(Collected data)
= = = = = = =

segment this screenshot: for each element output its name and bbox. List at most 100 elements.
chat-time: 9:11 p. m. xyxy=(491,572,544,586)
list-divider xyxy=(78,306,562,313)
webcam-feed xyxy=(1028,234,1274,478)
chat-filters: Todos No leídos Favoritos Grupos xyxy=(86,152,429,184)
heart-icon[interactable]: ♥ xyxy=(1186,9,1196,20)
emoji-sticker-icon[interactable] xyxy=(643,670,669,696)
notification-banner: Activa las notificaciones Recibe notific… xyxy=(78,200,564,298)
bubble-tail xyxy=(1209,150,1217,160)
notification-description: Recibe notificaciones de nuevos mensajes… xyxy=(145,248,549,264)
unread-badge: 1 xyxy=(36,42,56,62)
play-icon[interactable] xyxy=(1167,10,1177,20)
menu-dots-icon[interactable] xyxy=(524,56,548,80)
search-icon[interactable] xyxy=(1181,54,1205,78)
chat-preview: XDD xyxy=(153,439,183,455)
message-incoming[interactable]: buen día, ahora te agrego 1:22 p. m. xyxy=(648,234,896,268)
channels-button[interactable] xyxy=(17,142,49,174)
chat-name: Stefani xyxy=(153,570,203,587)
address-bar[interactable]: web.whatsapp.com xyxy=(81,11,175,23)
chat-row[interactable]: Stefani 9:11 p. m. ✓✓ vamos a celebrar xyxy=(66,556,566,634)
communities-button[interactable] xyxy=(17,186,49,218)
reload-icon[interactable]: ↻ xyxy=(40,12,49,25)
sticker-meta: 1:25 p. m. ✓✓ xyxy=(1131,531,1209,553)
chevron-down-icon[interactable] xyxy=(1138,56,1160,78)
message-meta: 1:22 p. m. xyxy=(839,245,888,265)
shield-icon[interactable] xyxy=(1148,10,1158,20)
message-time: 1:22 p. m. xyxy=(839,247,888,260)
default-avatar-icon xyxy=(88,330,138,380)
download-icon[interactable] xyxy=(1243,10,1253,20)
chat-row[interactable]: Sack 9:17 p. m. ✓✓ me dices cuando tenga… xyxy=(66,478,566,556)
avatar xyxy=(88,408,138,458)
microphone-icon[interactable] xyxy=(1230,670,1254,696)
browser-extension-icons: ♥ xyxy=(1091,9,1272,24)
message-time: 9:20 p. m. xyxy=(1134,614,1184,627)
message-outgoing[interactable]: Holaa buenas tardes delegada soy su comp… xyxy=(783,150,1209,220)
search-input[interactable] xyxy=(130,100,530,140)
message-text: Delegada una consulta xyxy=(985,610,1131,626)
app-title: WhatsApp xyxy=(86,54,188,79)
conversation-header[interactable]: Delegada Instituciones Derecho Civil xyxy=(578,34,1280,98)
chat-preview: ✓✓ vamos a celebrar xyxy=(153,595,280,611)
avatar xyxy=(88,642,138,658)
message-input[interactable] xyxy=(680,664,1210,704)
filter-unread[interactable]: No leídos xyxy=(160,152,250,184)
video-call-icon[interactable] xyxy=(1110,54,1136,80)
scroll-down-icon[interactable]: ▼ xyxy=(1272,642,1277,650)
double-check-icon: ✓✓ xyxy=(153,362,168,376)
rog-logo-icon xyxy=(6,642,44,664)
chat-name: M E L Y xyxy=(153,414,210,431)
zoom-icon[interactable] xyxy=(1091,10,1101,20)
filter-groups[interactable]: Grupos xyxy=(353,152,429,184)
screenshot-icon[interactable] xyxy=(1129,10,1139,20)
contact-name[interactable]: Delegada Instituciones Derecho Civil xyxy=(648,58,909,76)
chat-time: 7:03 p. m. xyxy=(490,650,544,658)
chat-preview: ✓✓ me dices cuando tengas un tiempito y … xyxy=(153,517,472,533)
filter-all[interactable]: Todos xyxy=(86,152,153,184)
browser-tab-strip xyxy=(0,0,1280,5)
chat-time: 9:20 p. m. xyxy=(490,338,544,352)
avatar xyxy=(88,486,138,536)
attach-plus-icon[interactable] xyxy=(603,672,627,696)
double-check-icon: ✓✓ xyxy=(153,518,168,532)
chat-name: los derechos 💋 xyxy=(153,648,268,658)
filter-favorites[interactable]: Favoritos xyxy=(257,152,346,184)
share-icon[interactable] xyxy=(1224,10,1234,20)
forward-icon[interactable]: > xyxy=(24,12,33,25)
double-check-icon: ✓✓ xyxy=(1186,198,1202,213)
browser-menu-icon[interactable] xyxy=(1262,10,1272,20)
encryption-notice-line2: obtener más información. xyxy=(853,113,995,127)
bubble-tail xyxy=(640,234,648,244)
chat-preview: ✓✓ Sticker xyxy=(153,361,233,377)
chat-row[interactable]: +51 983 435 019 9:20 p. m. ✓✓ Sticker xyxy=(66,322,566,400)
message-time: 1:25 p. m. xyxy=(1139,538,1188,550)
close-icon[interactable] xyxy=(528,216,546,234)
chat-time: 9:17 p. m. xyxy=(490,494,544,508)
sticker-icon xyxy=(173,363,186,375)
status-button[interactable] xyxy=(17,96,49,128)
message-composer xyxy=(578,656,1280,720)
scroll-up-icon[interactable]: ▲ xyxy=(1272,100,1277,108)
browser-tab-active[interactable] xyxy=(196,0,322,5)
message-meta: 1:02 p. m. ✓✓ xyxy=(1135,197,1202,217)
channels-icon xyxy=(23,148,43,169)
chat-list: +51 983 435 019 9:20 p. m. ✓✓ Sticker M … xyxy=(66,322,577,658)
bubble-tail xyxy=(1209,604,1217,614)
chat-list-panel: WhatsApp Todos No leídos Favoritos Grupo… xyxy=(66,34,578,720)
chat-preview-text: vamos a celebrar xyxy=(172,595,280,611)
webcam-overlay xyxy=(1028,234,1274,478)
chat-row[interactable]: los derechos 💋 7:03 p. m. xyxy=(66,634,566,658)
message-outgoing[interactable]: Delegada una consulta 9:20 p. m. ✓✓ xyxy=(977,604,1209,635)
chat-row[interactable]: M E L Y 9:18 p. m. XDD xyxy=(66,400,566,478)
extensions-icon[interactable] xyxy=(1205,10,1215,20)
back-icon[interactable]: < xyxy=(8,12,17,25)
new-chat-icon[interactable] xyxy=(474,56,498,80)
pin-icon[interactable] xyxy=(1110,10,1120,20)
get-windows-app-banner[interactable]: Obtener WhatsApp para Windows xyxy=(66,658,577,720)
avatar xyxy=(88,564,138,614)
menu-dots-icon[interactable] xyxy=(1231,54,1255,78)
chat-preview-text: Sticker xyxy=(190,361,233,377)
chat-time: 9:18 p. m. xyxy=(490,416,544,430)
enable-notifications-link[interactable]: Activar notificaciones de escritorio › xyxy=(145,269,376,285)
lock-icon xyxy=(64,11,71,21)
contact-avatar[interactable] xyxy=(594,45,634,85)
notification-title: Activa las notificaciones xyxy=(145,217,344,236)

= = = = = = =

→ The exercise: Copy out the lines from the first one through the line with "avatar xyxy=(88,642,138,658)", keeping both ends.

→ Response:
segment this screenshot: for each element output its name and bbox. List at most 100 elements.
chat-time: 9:11 p. m. xyxy=(491,572,544,586)
list-divider xyxy=(78,306,562,313)
webcam-feed xyxy=(1028,234,1274,478)
chat-filters: Todos No leídos Favoritos Grupos xyxy=(86,152,429,184)
heart-icon[interactable]: ♥ xyxy=(1186,9,1196,20)
emoji-sticker-icon[interactable] xyxy=(643,670,669,696)
notification-banner: Activa las notificaciones Recibe notific… xyxy=(78,200,564,298)
bubble-tail xyxy=(1209,150,1217,160)
notification-description: Recibe notificaciones de nuevos mensajes… xyxy=(145,248,549,264)
unread-badge: 1 xyxy=(36,42,56,62)
play-icon[interactable] xyxy=(1167,10,1177,20)
menu-dots-icon[interactable] xyxy=(524,56,548,80)
search-icon[interactable] xyxy=(1181,54,1205,78)
chat-preview: XDD xyxy=(153,439,183,455)
message-incoming[interactable]: buen día, ahora te agrego 1:22 p. m. xyxy=(648,234,896,268)
channels-button[interactable] xyxy=(17,142,49,174)
chat-name: Stefani xyxy=(153,570,203,587)
address-bar[interactable]: web.whatsapp.com xyxy=(81,11,175,23)
chat-row[interactable]: Stefani 9:11 p. m. ✓✓ vamos a celebrar xyxy=(66,556,566,634)
communities-button[interactable] xyxy=(17,186,49,218)
reload-icon[interactable]: ↻ xyxy=(40,12,49,25)
sticker-meta: 1:25 p. m. ✓✓ xyxy=(1131,531,1209,553)
chevron-down-icon[interactable] xyxy=(1138,56,1160,78)
message-meta: 1:22 p. m. xyxy=(839,245,888,265)
shield-icon[interactable] xyxy=(1148,10,1158,20)
message-time: 1:22 p. m. xyxy=(839,247,888,260)
default-avatar-icon xyxy=(88,330,138,380)
download-icon[interactable] xyxy=(1243,10,1253,20)
chat-row[interactable]: Sack 9:17 p. m. ✓✓ me dices cuando tenga… xyxy=(66,478,566,556)
avatar xyxy=(88,408,138,458)
microphone-icon[interactable] xyxy=(1230,670,1254,696)
browser-extension-icons: ♥ xyxy=(1091,9,1272,24)
message-time: 9:20 p. m. xyxy=(1134,614,1184,627)
message-outgoing[interactable]: Holaa buenas tardes delegada soy su comp… xyxy=(783,150,1209,220)
search-input[interactable] xyxy=(130,100,530,140)
message-text: Delegada una consulta xyxy=(985,610,1131,626)
app-title: WhatsApp xyxy=(86,54,188,79)
conversation-header[interactable]: Delegada Instituciones Derecho Civil xyxy=(578,34,1280,98)
chat-preview: ✓✓ vamos a celebrar xyxy=(153,595,280,611)
avatar xyxy=(88,642,138,658)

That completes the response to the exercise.